Figure record listings:
------------------------------------
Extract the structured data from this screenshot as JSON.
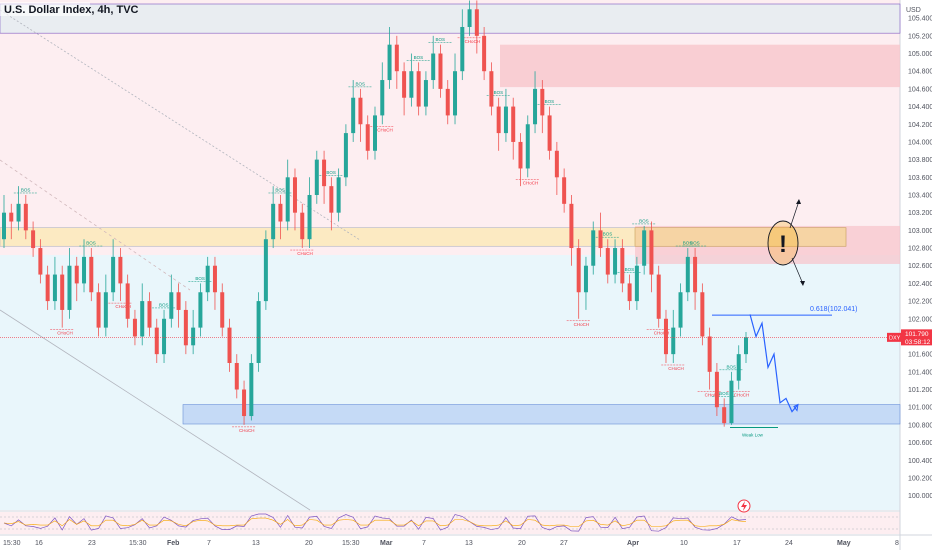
{
  "header": {
    "title": "U.S. Dollar Index, 4h, TVC"
  },
  "chart_data": {
    "type": "candlestick",
    "title": "U.S. Dollar Index, 4h, TVC",
    "currency": "USD",
    "symbol": "DXY",
    "y_ticks": [
      105.4,
      105.2,
      105.0,
      104.8,
      104.6,
      104.4,
      104.2,
      104.0,
      103.8,
      103.6,
      103.4,
      103.2,
      103.0,
      102.8,
      102.6,
      102.4,
      102.2,
      102.0,
      101.8,
      101.6,
      101.4,
      101.2,
      101.0,
      100.8,
      100.6,
      100.4,
      100.2,
      100.0
    ],
    "y_tick_labels": [
      "105.400",
      "105.200",
      "105.000",
      "104.800",
      "104.600",
      "104.400",
      "104.200",
      "104.000",
      "103.800",
      "103.600",
      "103.400",
      "103.200",
      "103.000",
      "102.800",
      "102.600",
      "102.400",
      "102.200",
      "102.000",
      "101.800",
      "101.600",
      "101.400",
      "101.200",
      "101.000",
      "100.800",
      "100.600",
      "100.400",
      "100.200",
      "100.000"
    ],
    "ylim": [
      99.86,
      105.56
    ],
    "x_labels": [
      "15:30",
      "16",
      "23",
      "15:30",
      "Feb",
      "7",
      "13",
      "20",
      "15:30",
      "Mar",
      "7",
      "13",
      "20",
      "27",
      "Apr",
      "10",
      "17",
      "24",
      "May",
      "8"
    ],
    "x_label_bold": [
      "Feb",
      "Mar",
      "Apr",
      "May"
    ],
    "last_price": {
      "value": 101.79,
      "label": "101.790",
      "timer": "03:58:12"
    },
    "fib_level": {
      "label": "0.618(102.041)",
      "value": 102.041
    },
    "swing_low": {
      "label": "Weak Low",
      "value": 100.77
    },
    "structure_labels": [
      "BOS",
      "CHoCH",
      "BOS",
      "CHoCH",
      "BOS",
      "BOS",
      "CHoCH",
      "BOS",
      "CHoCH",
      "BOS",
      "BOS",
      "CHoCH",
      "BOS",
      "BOS",
      "CHoCH",
      "BOS",
      "CHoCH",
      "BOS",
      "CHoCH",
      "BOS",
      "BOS",
      "CHoCH",
      "BOS",
      "CHoCH",
      "BOS",
      "CHoCH",
      "BOS",
      "BOS",
      "CHoCH",
      "BOS"
    ],
    "zones": [
      {
        "name": "top-supply",
        "low": 105.23,
        "high": 105.56
      },
      {
        "name": "supply-right",
        "low": 104.62,
        "high": 105.1
      },
      {
        "name": "yellow-band",
        "low": 102.82,
        "high": 103.03
      },
      {
        "name": "demand-blue",
        "low": 100.81,
        "high": 101.03
      }
    ],
    "candles": [
      [
        102.9,
        103.2,
        103.4,
        102.8
      ],
      [
        103.2,
        103.1,
        103.3,
        102.9
      ],
      [
        103.1,
        103.3,
        103.5,
        103.0
      ],
      [
        103.3,
        103.0,
        103.4,
        102.9
      ],
      [
        103.0,
        102.8,
        103.1,
        102.7
      ],
      [
        102.8,
        102.5,
        102.9,
        102.4
      ],
      [
        102.5,
        102.2,
        102.6,
        102.1
      ],
      [
        102.2,
        102.5,
        102.7,
        102.1
      ],
      [
        102.5,
        102.1,
        102.6,
        101.9
      ],
      [
        102.1,
        102.6,
        102.8,
        102.0
      ],
      [
        102.6,
        102.4,
        102.7,
        102.2
      ],
      [
        102.4,
        102.7,
        102.9,
        102.3
      ],
      [
        102.7,
        102.3,
        102.8,
        102.2
      ],
      [
        102.3,
        101.9,
        102.4,
        101.8
      ],
      [
        101.9,
        102.3,
        102.5,
        101.8
      ],
      [
        102.3,
        102.7,
        102.9,
        102.2
      ],
      [
        102.7,
        102.4,
        102.8,
        102.2
      ],
      [
        102.4,
        102.0,
        102.5,
        101.9
      ],
      [
        102.0,
        101.8,
        102.1,
        101.7
      ],
      [
        101.8,
        102.2,
        102.4,
        101.7
      ],
      [
        102.2,
        101.9,
        102.3,
        101.8
      ],
      [
        101.9,
        101.6,
        102.0,
        101.5
      ],
      [
        101.6,
        102.0,
        102.1,
        101.5
      ],
      [
        102.0,
        102.3,
        102.5,
        101.9
      ],
      [
        102.3,
        102.1,
        102.4,
        101.9
      ],
      [
        102.1,
        101.7,
        102.2,
        101.6
      ],
      [
        101.7,
        101.9,
        102.1,
        101.6
      ],
      [
        101.9,
        102.3,
        102.4,
        101.8
      ],
      [
        102.3,
        102.6,
        102.7,
        102.2
      ],
      [
        102.6,
        102.3,
        102.7,
        102.1
      ],
      [
        102.3,
        101.9,
        102.4,
        101.8
      ],
      [
        101.9,
        101.5,
        102.0,
        101.4
      ],
      [
        101.5,
        101.2,
        101.6,
        101.1
      ],
      [
        101.2,
        100.9,
        101.3,
        100.8
      ],
      [
        100.9,
        101.5,
        101.6,
        100.85
      ],
      [
        101.5,
        102.2,
        102.3,
        101.4
      ],
      [
        102.2,
        102.9,
        103.0,
        102.1
      ],
      [
        102.9,
        103.3,
        103.5,
        102.8
      ],
      [
        103.3,
        103.1,
        103.4,
        102.9
      ],
      [
        103.1,
        103.6,
        103.8,
        103.0
      ],
      [
        103.6,
        103.2,
        103.7,
        103.0
      ],
      [
        103.2,
        102.9,
        103.3,
        102.8
      ],
      [
        102.9,
        103.4,
        103.6,
        102.8
      ],
      [
        103.4,
        103.8,
        103.9,
        103.3
      ],
      [
        103.8,
        103.5,
        103.9,
        103.3
      ],
      [
        103.5,
        103.2,
        103.6,
        103.0
      ],
      [
        103.2,
        103.6,
        103.7,
        103.1
      ],
      [
        103.6,
        104.1,
        104.2,
        103.5
      ],
      [
        104.1,
        104.5,
        104.7,
        104.0
      ],
      [
        104.5,
        104.2,
        104.6,
        104.0
      ],
      [
        104.2,
        103.9,
        104.3,
        103.8
      ],
      [
        103.9,
        104.3,
        104.4,
        103.8
      ],
      [
        104.3,
        104.7,
        104.9,
        104.2
      ],
      [
        104.7,
        105.1,
        105.3,
        104.6
      ],
      [
        105.1,
        104.8,
        105.2,
        104.6
      ],
      [
        104.8,
        104.5,
        104.9,
        104.3
      ],
      [
        104.5,
        104.8,
        105.0,
        104.4
      ],
      [
        104.8,
        104.4,
        104.9,
        104.3
      ],
      [
        104.4,
        104.7,
        104.8,
        104.3
      ],
      [
        104.7,
        105.0,
        105.2,
        104.6
      ],
      [
        105.0,
        104.6,
        105.1,
        104.5
      ],
      [
        104.6,
        104.3,
        104.7,
        104.2
      ],
      [
        104.3,
        104.8,
        105.0,
        104.2
      ],
      [
        104.8,
        105.3,
        105.5,
        104.7
      ],
      [
        105.3,
        105.5,
        105.6,
        105.2
      ],
      [
        105.5,
        105.2,
        105.6,
        105.0
      ],
      [
        105.2,
        104.8,
        105.3,
        104.7
      ],
      [
        104.8,
        104.4,
        104.9,
        104.3
      ],
      [
        104.4,
        104.1,
        104.5,
        103.9
      ],
      [
        104.1,
        104.4,
        104.6,
        104.0
      ],
      [
        104.4,
        104.0,
        104.5,
        103.8
      ],
      [
        104.0,
        103.7,
        104.1,
        103.5
      ],
      [
        103.7,
        104.2,
        104.3,
        103.6
      ],
      [
        104.2,
        104.6,
        104.8,
        104.1
      ],
      [
        104.6,
        104.3,
        104.7,
        104.1
      ],
      [
        104.3,
        103.9,
        104.4,
        103.8
      ],
      [
        103.9,
        103.6,
        104.0,
        103.4
      ],
      [
        103.6,
        103.3,
        103.7,
        103.2
      ],
      [
        103.3,
        102.8,
        103.4,
        102.6
      ],
      [
        102.8,
        102.3,
        102.9,
        102.0
      ],
      [
        102.3,
        102.6,
        102.7,
        102.1
      ],
      [
        102.6,
        103.0,
        103.1,
        102.5
      ],
      [
        103.0,
        102.8,
        103.2,
        102.7
      ],
      [
        102.8,
        102.5,
        102.9,
        102.4
      ],
      [
        102.5,
        102.8,
        102.9,
        102.4
      ],
      [
        102.8,
        102.4,
        102.9,
        102.3
      ],
      [
        102.4,
        102.2,
        102.5,
        102.1
      ],
      [
        102.2,
        102.6,
        102.7,
        102.1
      ],
      [
        102.6,
        103.0,
        103.05,
        102.5
      ],
      [
        103.0,
        102.5,
        103.1,
        102.3
      ],
      [
        102.5,
        102.0,
        102.6,
        101.9
      ],
      [
        102.0,
        101.6,
        102.1,
        101.5
      ],
      [
        101.6,
        101.9,
        102.1,
        101.5
      ],
      [
        101.9,
        102.3,
        102.4,
        101.8
      ],
      [
        102.3,
        102.7,
        102.8,
        102.2
      ],
      [
        102.7,
        102.3,
        102.8,
        102.1
      ],
      [
        102.3,
        101.8,
        102.4,
        101.7
      ],
      [
        101.8,
        101.4,
        101.9,
        101.2
      ],
      [
        101.4,
        101.0,
        101.5,
        100.9
      ],
      [
        101.0,
        100.82,
        101.1,
        100.78
      ],
      [
        100.82,
        101.3,
        101.4,
        100.8
      ],
      [
        101.3,
        101.6,
        101.7,
        101.2
      ],
      [
        101.6,
        101.79,
        101.85,
        101.5
      ]
    ]
  },
  "projection_path": [
    102.05,
    101.8,
    101.95,
    101.45,
    101.6,
    101.05,
    101.1,
    100.95,
    101.03
  ],
  "indicator": {
    "name": "RSI"
  }
}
------------------------------------
§ Exercise aim
Pick out the lines containing the word "Index" and show them.

§ Exercise solution
    "title": "U.S. Dollar Index, 4h, TVC"
    "title": "U.S. Dollar Index, 4h, TVC",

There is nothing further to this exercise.